EXERCISE REQUIREMENTS: Drop the pictures from the entries below, then reproduce the rest exactly.

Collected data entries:
--- Start ---

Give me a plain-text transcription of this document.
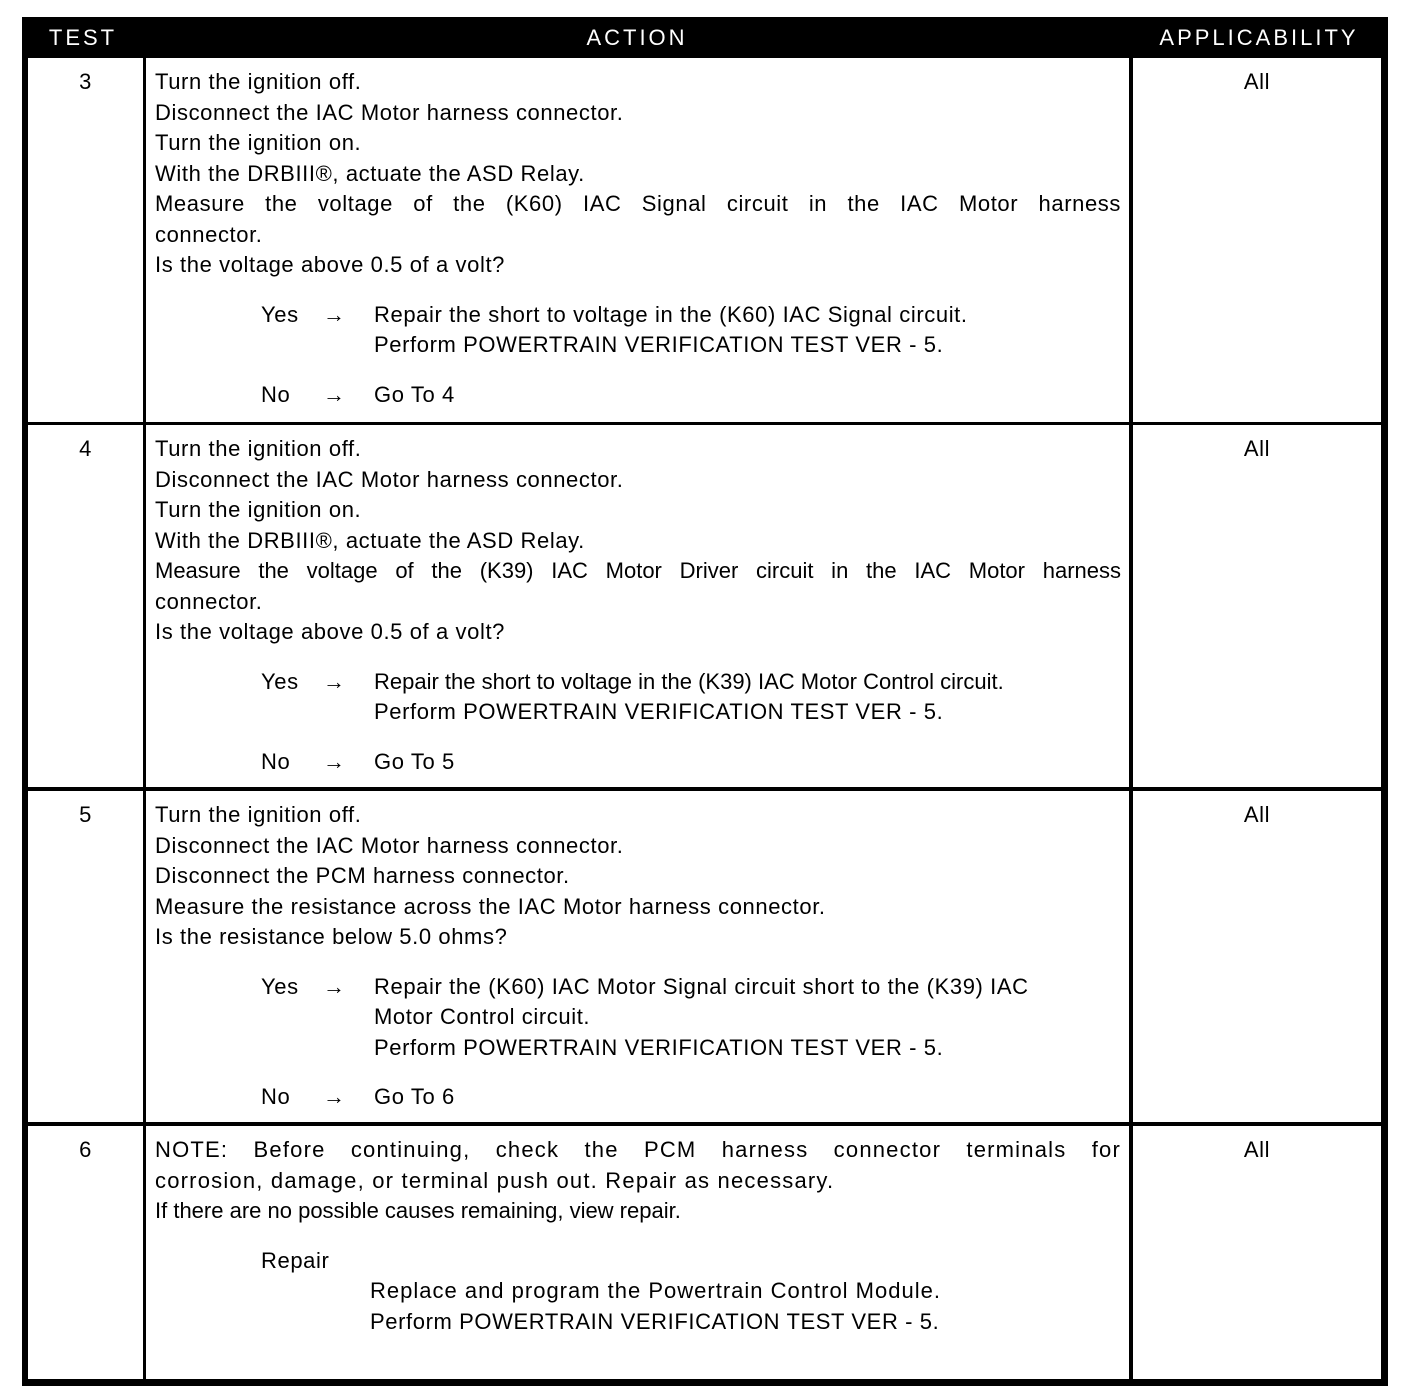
TEST	ACTION	APPLICABILITY
3	Turn the ignition off.
Disconnect the IAC Motor harness connector.
Turn the ignition on.
With the DRBIII®, actuate the ASD Relay.
Measure the voltage of the (K60) IAC Signal circuit in the IAC Motor harness
connector.
Is the voltage above 0.5 of a volt?
Yes → Repair the short to voltage in the (K60) IAC Signal circuit.
Perform POWERTRAIN VERIFICATION TEST VER - 5.
No → Go To 4
All
4	Turn the ignition off.
Disconnect the IAC Motor harness connector.
Turn the ignition on.
With the DRBIII®, actuate the ASD Relay.
Measure the voltage of the (K39) IAC Motor Driver circuit in the IAC Motor harness
connector.
Is the voltage above 0.5 of a volt?
Yes → Repair the short to voltage in the (K39) IAC Motor Control circuit.
Perform POWERTRAIN VERIFICATION TEST VER - 5.
No → Go To 5
All
5	Turn the ignition off.
Disconnect the IAC Motor harness connector.
Disconnect the PCM harness connector.
Measure the resistance across the IAC Motor harness connector.
Is the resistance below 5.0 ohms?
Yes → Repair the (K60) IAC Motor Signal circuit short to the (K39) IAC
Motor Control circuit.
Perform POWERTRAIN VERIFICATION TEST VER - 5.
No → Go To 6
All
6	NOTE: Before continuing, check the PCM harness connector terminals for
corrosion, damage, or terminal push out. Repair as necessary.
If there are no possible causes remaining, view repair.
Repair
Replace and program the Powertrain Control Module.
Perform POWERTRAIN VERIFICATION TEST VER - 5.
All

--- End ---

OUTPUT OF THE EXERCISE:
Give me a plain-text transcription of this document.
TEST	ACTION	APPLICABILITY
3	Turn the ignition off.
Disconnect the IAC Motor harness connector.
Turn the ignition on.
With the DRBIII®, actuate the ASD Relay.
Measure the voltage of the (K60) IAC Signal circuit in the IAC Motor harness
connector.
Is the voltage above 0.5 of a volt?
Yes → Repair the short to voltage in the (K60) IAC Signal circuit.
Perform POWERTRAIN VERIFICATION TEST VER - 5.
No → Go To 4
All
4	Turn the ignition off.
Disconnect the IAC Motor harness connector.
Turn the ignition on.
With the DRBIII®, actuate the ASD Relay.
Measure the voltage of the (K39) IAC Motor Driver circuit in the IAC Motor harness
connector.
Is the voltage above 0.5 of a volt?
Yes → Repair the short to voltage in the (K39) IAC Motor Control circuit.
Perform POWERTRAIN VERIFICATION TEST VER - 5.
No → Go To 5
All
5	Turn the ignition off.
Disconnect the IAC Motor harness connector.
Disconnect the PCM harness connector.
Measure the resistance across the IAC Motor harness connector.
Is the resistance below 5.0 ohms?
Yes → Repair the (K60) IAC Motor Signal circuit short to the (K39) IAC
Motor Control circuit.
Perform POWERTRAIN VERIFICATION TEST VER - 5.
No → Go To 6
All
6	NOTE: Before continuing, check the PCM harness connector terminals for
corrosion, damage, or terminal push out. Repair as necessary.
If there are no possible causes remaining, view repair.
Repair
Replace and program the Powertrain Control Module.
Perform POWERTRAIN VERIFICATION TEST VER - 5.
All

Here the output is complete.